**Exercise goal**
Tally how many lines include "Dejitter". The number is the whole answer.

★ ★ ★ ★ ★

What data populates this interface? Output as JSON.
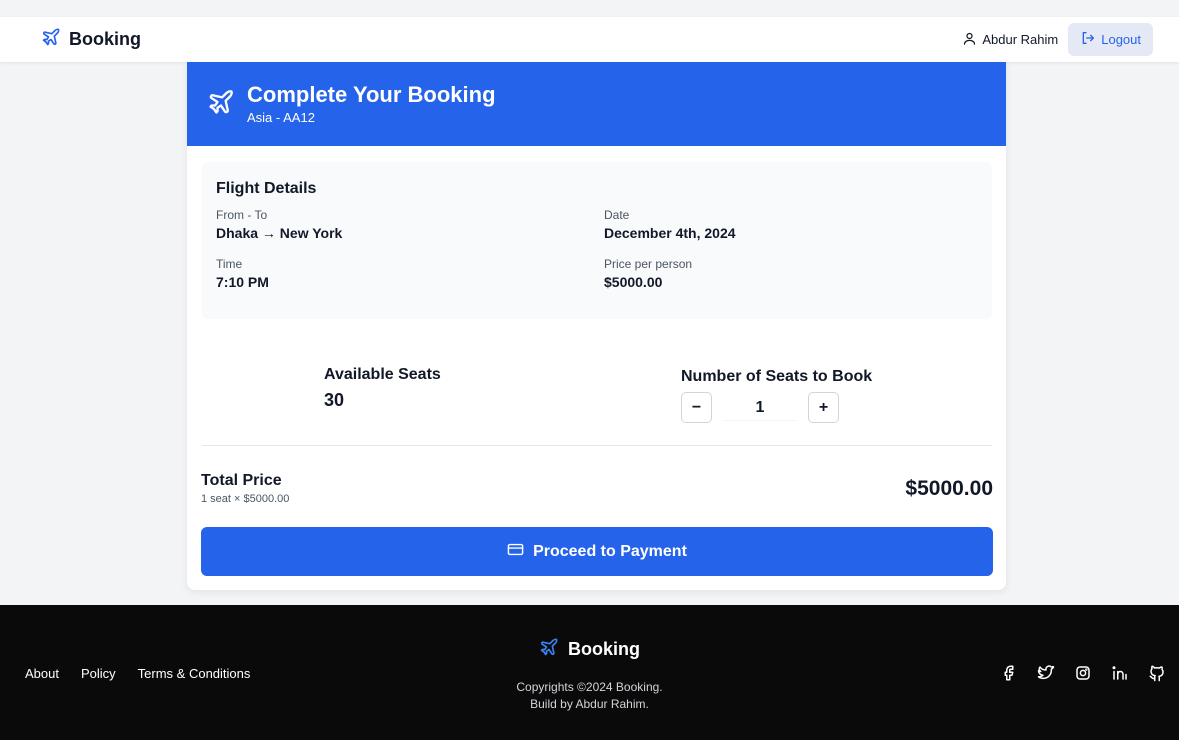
{
  "nav": {
    "brand": "Booking",
    "user_name": "Abdur Rahim",
    "logout_label": "Logout"
  },
  "booking": {
    "title": "Complete Your Booking",
    "subtitle": "Asia - AA12",
    "details_heading": "Flight Details",
    "fields": {
      "from_to_label": "From - To",
      "from_to_value": "Dhaka → New York",
      "date_label": "Date",
      "date_value": "December 4th, 2024",
      "time_label": "Time",
      "time_value": "7:10 PM",
      "price_label": "Price per person",
      "price_value": "$5000.00"
    },
    "available_label": "Available Seats",
    "available_value": "30",
    "seats_label": "Number of Seats to Book",
    "seats_value": "1",
    "minus": "−",
    "plus": "+",
    "total_label": "Total Price",
    "total_breakdown": "1 seat × $5000.00",
    "total_amount": "$5000.00",
    "proceed_label": "Proceed to Payment"
  },
  "footer": {
    "links": [
      "About",
      "Policy",
      "Terms & Conditions"
    ],
    "brand": "Booking",
    "copyright": "Copyrights ©2024 Booking.",
    "credit": "Build by Abdur Rahim.",
    "social_icons": [
      "facebook-icon",
      "twitter-icon",
      "instagram-icon",
      "linkedin-icon",
      "github-icon"
    ]
  },
  "colors": {
    "primary": "#2563eb",
    "footer_bg": "#0a0a0a",
    "page_bg": "#f3f4f6"
  }
}
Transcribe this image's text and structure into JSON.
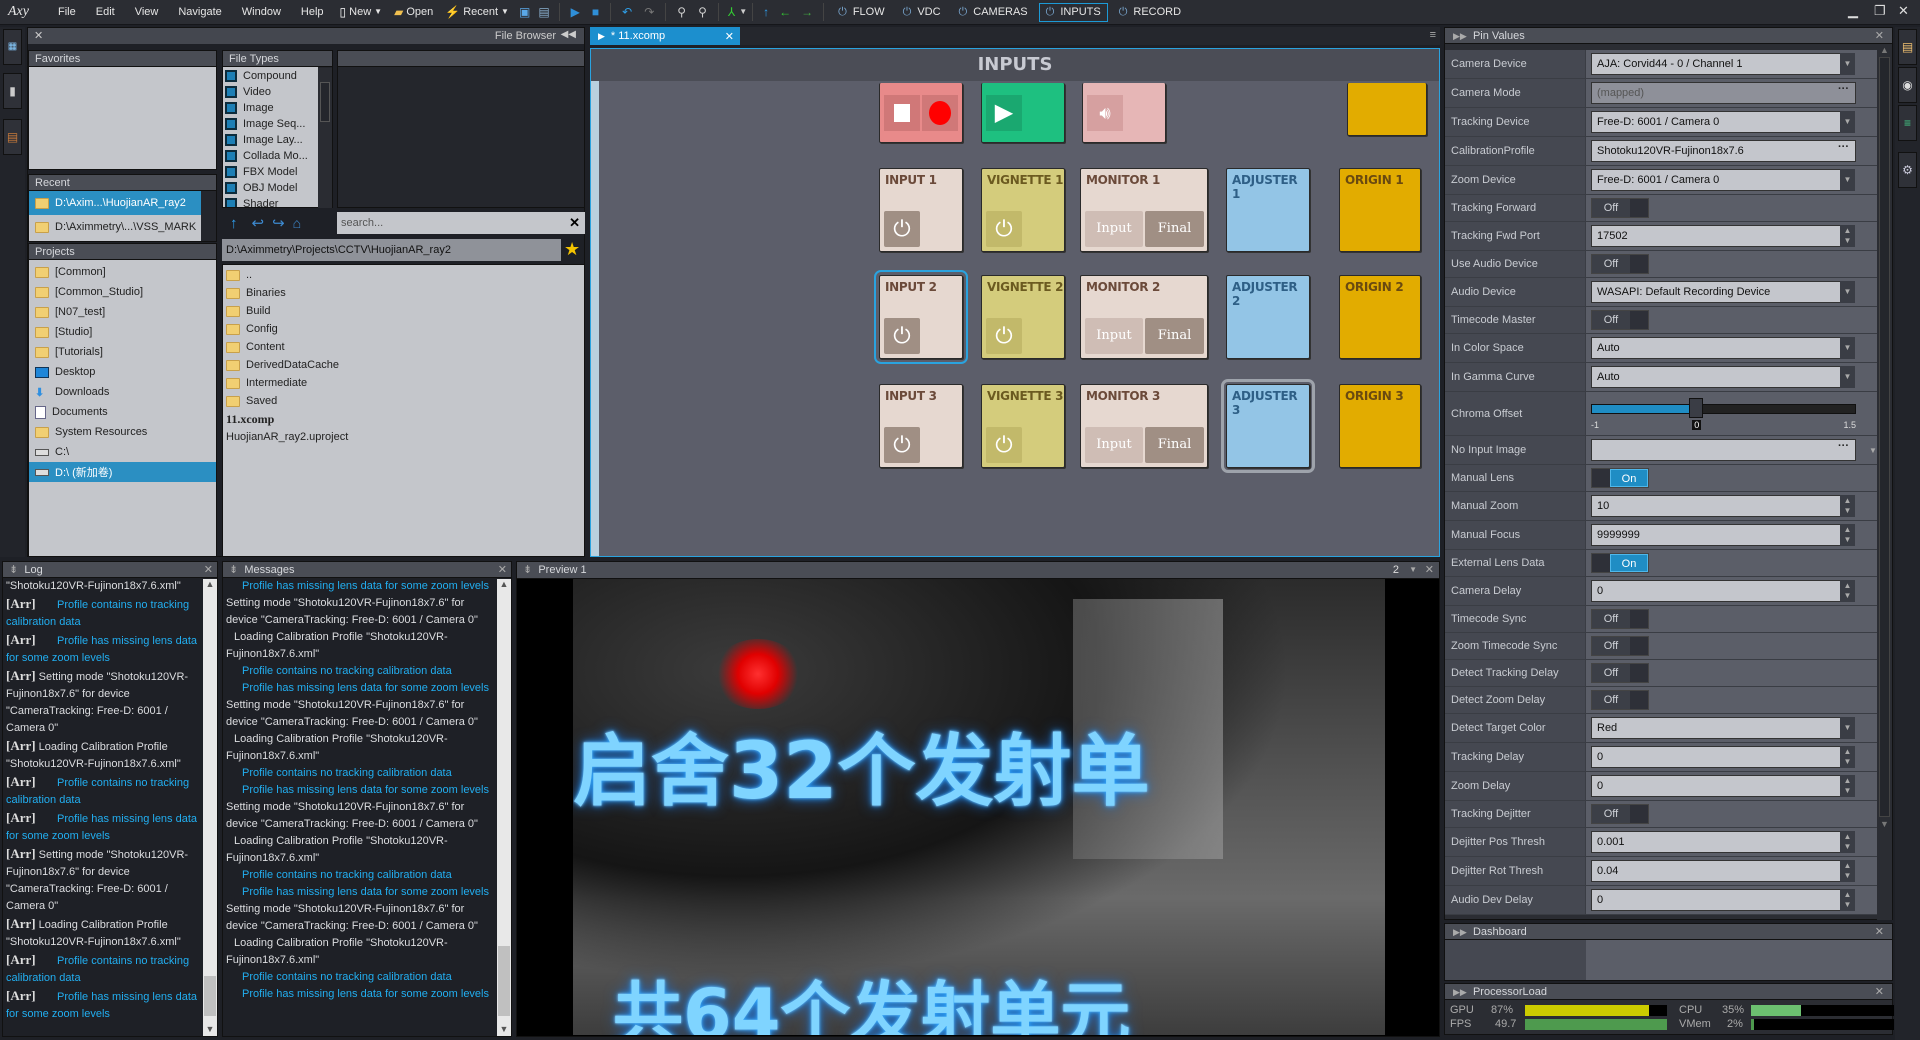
{
  "app": {
    "logo": "Axy"
  },
  "menu": [
    "File",
    "Edit",
    "View",
    "Navigate",
    "Window",
    "Help"
  ],
  "toolbar": {
    "new": "New",
    "open": "Open",
    "recent": "Recent"
  },
  "modes": [
    {
      "label": "FLOW",
      "active": false
    },
    {
      "label": "VDC",
      "active": false
    },
    {
      "label": "CAMERAS",
      "active": false
    },
    {
      "label": "INPUTS",
      "active": true
    },
    {
      "label": "RECORD",
      "active": false
    }
  ],
  "file_browser": {
    "title": "File Browser",
    "favorites_title": "Favorites",
    "recent_title": "Recent",
    "recent": [
      "D:\\Axim...\\HuojianAR_ray2",
      "D:\\Aximmetry\\...\\VSS_MARK"
    ],
    "projects_title": "Projects",
    "projects": [
      "[Common]",
      "[Common_Studio]",
      "[N07_test]",
      "[Studio]",
      "[Tutorials]",
      "Desktop",
      "Downloads",
      "Documents",
      "System Resources",
      "C:\\",
      "D:\\ (新加卷)"
    ],
    "file_types_title": "File Types",
    "file_types": [
      "Compound",
      "Video",
      "Image",
      "Image Seq...",
      "Image Lay...",
      "Collada Mo...",
      "FBX Model",
      "OBJ Model",
      "Shader"
    ],
    "search_placeholder": "search...",
    "path": "D:\\Aximmetry\\Projects\\CCTV\\HuojianAR_ray2",
    "files": [
      {
        "name": "..",
        "type": "folder"
      },
      {
        "name": "Binaries",
        "type": "folder"
      },
      {
        "name": "Build",
        "type": "folder"
      },
      {
        "name": "Config",
        "type": "folder"
      },
      {
        "name": "Content",
        "type": "folder"
      },
      {
        "name": "DerivedDataCache",
        "type": "folder"
      },
      {
        "name": "Intermediate",
        "type": "folder"
      },
      {
        "name": "Saved",
        "type": "folder"
      },
      {
        "name": "11.xcomp",
        "type": "bold"
      },
      {
        "name": "HuojianAR_ray2.uproject",
        "type": "file"
      }
    ]
  },
  "editor": {
    "tab": "* 11.xcomp",
    "title": "INPUTS",
    "cards": {
      "input": [
        "INPUT 1",
        "INPUT 2",
        "INPUT 3"
      ],
      "vignette": [
        "VIGNETTE 1",
        "VIGNETTE 2",
        "VIGNETTE 3"
      ],
      "monitor": [
        "MONITOR 1",
        "MONITOR 2",
        "MONITOR 3"
      ],
      "adjuster": [
        "ADJUSTER 1",
        "ADJUSTER 2",
        "ADJUSTER 3"
      ],
      "origin": [
        "ORIGIN 1",
        "ORIGIN 2",
        "ORIGIN 3"
      ],
      "monitor_input": "Input",
      "monitor_final": "Final"
    },
    "colors": {
      "input": "#e6d8d0",
      "vignette": "#d4cc7c",
      "adjuster": "#93c5e6",
      "origin": "#e2ac00",
      "record": "#e88a8a",
      "play": "#1ec080",
      "audio": "#e6b6b6"
    }
  },
  "log": {
    "title": "Log",
    "entries": [
      {
        "prefix": "",
        "text": "\"Shotoku120VR-Fujinon18x7.6.xml\"",
        "kind": "info"
      },
      {
        "prefix": "[Arr]",
        "text": "Profile contains no tracking calibration data",
        "kind": "warn"
      },
      {
        "prefix": "[Arr]",
        "text": "Profile has missing lens data for some zoom levels",
        "kind": "warn"
      },
      {
        "prefix": "[Arr]",
        "text": "Setting mode \"Shotoku120VR-Fujinon18x7.6\" for device \"CameraTracking: Free-D: 6001 / Camera 0\"",
        "kind": "info"
      },
      {
        "prefix": "[Arr]",
        "text": "Loading Calibration Profile \"Shotoku120VR-Fujinon18x7.6.xml\"",
        "kind": "info"
      },
      {
        "prefix": "[Arr]",
        "text": "Profile contains no tracking calibration data",
        "kind": "warn"
      },
      {
        "prefix": "[Arr]",
        "text": "Profile has missing lens data for some zoom levels",
        "kind": "warn"
      },
      {
        "prefix": "[Arr]",
        "text": "Setting mode \"Shotoku120VR-Fujinon18x7.6\" for device \"CameraTracking: Free-D: 6001 / Camera 0\"",
        "kind": "info"
      },
      {
        "prefix": "[Arr]",
        "text": "Loading Calibration Profile \"Shotoku120VR-Fujinon18x7.6.xml\"",
        "kind": "info"
      },
      {
        "prefix": "[Arr]",
        "text": "Profile contains no tracking calibration data",
        "kind": "warn"
      },
      {
        "prefix": "[Arr]",
        "text": "Profile has missing lens data for some zoom levels",
        "kind": "warn"
      }
    ]
  },
  "messages": {
    "title": "Messages",
    "entries": [
      {
        "text": "Profile has missing lens data for some zoom levels",
        "kind": "warn"
      },
      {
        "text": "Setting mode \"Shotoku120VR-Fujinon18x7.6\" for device \"CameraTracking: Free-D: 6001 / Camera 0\"",
        "kind": "info"
      },
      {
        "text": "Loading Calibration Profile \"Shotoku120VR-Fujinon18x7.6.xml\"",
        "kind": "load"
      },
      {
        "text": "Profile contains no tracking calibration data",
        "kind": "warn"
      },
      {
        "text": "Profile has missing lens data for some zoom levels",
        "kind": "warn"
      },
      {
        "text": "Setting mode \"Shotoku120VR-Fujinon18x7.6\" for device \"CameraTracking: Free-D: 6001 / Camera 0\"",
        "kind": "info"
      },
      {
        "text": "Loading Calibration Profile \"Shotoku120VR-Fujinon18x7.6.xml\"",
        "kind": "load"
      },
      {
        "text": "Profile contains no tracking calibration data",
        "kind": "warn"
      },
      {
        "text": "Profile has missing lens data for some zoom levels",
        "kind": "warn"
      },
      {
        "text": "Setting mode \"Shotoku120VR-Fujinon18x7.6\" for device \"CameraTracking: Free-D: 6001 / Camera 0\"",
        "kind": "info"
      },
      {
        "text": "Loading Calibration Profile \"Shotoku120VR-Fujinon18x7.6.xml\"",
        "kind": "load"
      },
      {
        "text": "Profile contains no tracking calibration data",
        "kind": "warn"
      },
      {
        "text": "Profile has missing lens data for some zoom levels",
        "kind": "warn"
      },
      {
        "text": "Setting mode \"Shotoku120VR-Fujinon18x7.6\" for device \"CameraTracking: Free-D: 6001 / Camera 0\"",
        "kind": "info"
      },
      {
        "text": "Loading Calibration Profile \"Shotoku120VR-Fujinon18x7.6.xml\"",
        "kind": "load"
      },
      {
        "text": "Profile contains no tracking calibration data",
        "kind": "warn"
      },
      {
        "text": "Profile has missing lens data for some zoom levels",
        "kind": "warn"
      }
    ]
  },
  "preview": {
    "title": "Preview 1",
    "monitor_index": "2",
    "overlay_line1": "启舍32个发射单",
    "overlay_line2": "共64个发射单元"
  },
  "pin_values": {
    "title": "Pin Values",
    "pins": [
      {
        "label": "Camera Device",
        "type": "dropdown",
        "value": "AJA: Corvid44 - 0 / Channel 1"
      },
      {
        "label": "Camera Mode",
        "type": "readonly",
        "value": "(mapped)"
      },
      {
        "label": "Tracking Device",
        "type": "dropdown",
        "value": "Free-D: 6001 / Camera 0"
      },
      {
        "label": "CalibrationProfile",
        "type": "browse",
        "value": "Shotoku120VR-Fujinon18x7.6"
      },
      {
        "label": "Zoom Device",
        "type": "dropdown",
        "value": "Free-D: 6001 / Camera 0"
      },
      {
        "label": "Tracking Forward",
        "type": "toggle",
        "value": "Off"
      },
      {
        "label": "Tracking Fwd Port",
        "type": "spin",
        "value": "17502"
      },
      {
        "label": "Use Audio Device",
        "type": "toggle",
        "value": "Off"
      },
      {
        "label": "Audio Device",
        "type": "dropdown",
        "value": "WASAPI: Default Recording Device"
      },
      {
        "label": "Timecode Master",
        "type": "toggle",
        "value": "Off"
      },
      {
        "label": "In Color Space",
        "type": "dropdown",
        "value": "Auto"
      },
      {
        "label": "In Gamma Curve",
        "type": "dropdown",
        "value": "Auto"
      },
      {
        "label": "Chroma Offset",
        "type": "slider",
        "value": "0",
        "min": "-1",
        "max": "1.5"
      },
      {
        "label": "No Input Image",
        "type": "browse",
        "value": ""
      },
      {
        "label": "Manual Lens",
        "type": "toggle",
        "value": "On"
      },
      {
        "label": "Manual Zoom",
        "type": "spin",
        "value": "10"
      },
      {
        "label": "Manual Focus",
        "type": "spin",
        "value": "9999999"
      },
      {
        "label": "External Lens Data",
        "type": "toggle",
        "value": "On"
      },
      {
        "label": "Camera Delay",
        "type": "spin",
        "value": "0"
      },
      {
        "label": "Timecode Sync",
        "type": "toggle",
        "value": "Off"
      },
      {
        "label": "Zoom Timecode Sync",
        "type": "toggle",
        "value": "Off"
      },
      {
        "label": "Detect Tracking Delay",
        "type": "toggle",
        "value": "Off"
      },
      {
        "label": "Detect Zoom Delay",
        "type": "toggle",
        "value": "Off"
      },
      {
        "label": "Detect Target Color",
        "type": "dropdown",
        "value": "Red"
      },
      {
        "label": "Tracking Delay",
        "type": "spin",
        "value": "0"
      },
      {
        "label": "Zoom Delay",
        "type": "spin",
        "value": "0"
      },
      {
        "label": "Tracking Dejitter",
        "type": "toggle",
        "value": "Off"
      },
      {
        "label": "Dejitter Pos Thresh",
        "type": "spin",
        "value": "0.001"
      },
      {
        "label": "Dejitter Rot Thresh",
        "type": "spin",
        "value": "0.04"
      },
      {
        "label": "Audio Dev Delay",
        "type": "spin",
        "value": "0"
      }
    ]
  },
  "dashboard": {
    "title": "Dashboard"
  },
  "processor_load": {
    "title": "ProcessorLoad",
    "gpu_label": "GPU",
    "gpu": "87%",
    "gpu_fraction": 0.87,
    "gpu_color": "#cccc00",
    "fps_label": "FPS",
    "fps": "49.7",
    "fps_fraction": 1.0,
    "fps_color": "#4e9a4e",
    "cpu_label": "CPU",
    "cpu": "35%",
    "cpu_fraction": 0.35,
    "cpu_color": "#6cc070",
    "vmem_label": "VMem",
    "vmem": "2%",
    "vmem_fraction": 0.02,
    "vmem_color": "#4e9a4e"
  }
}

★ ★ ★ ★ ★

**Exercise answer**
3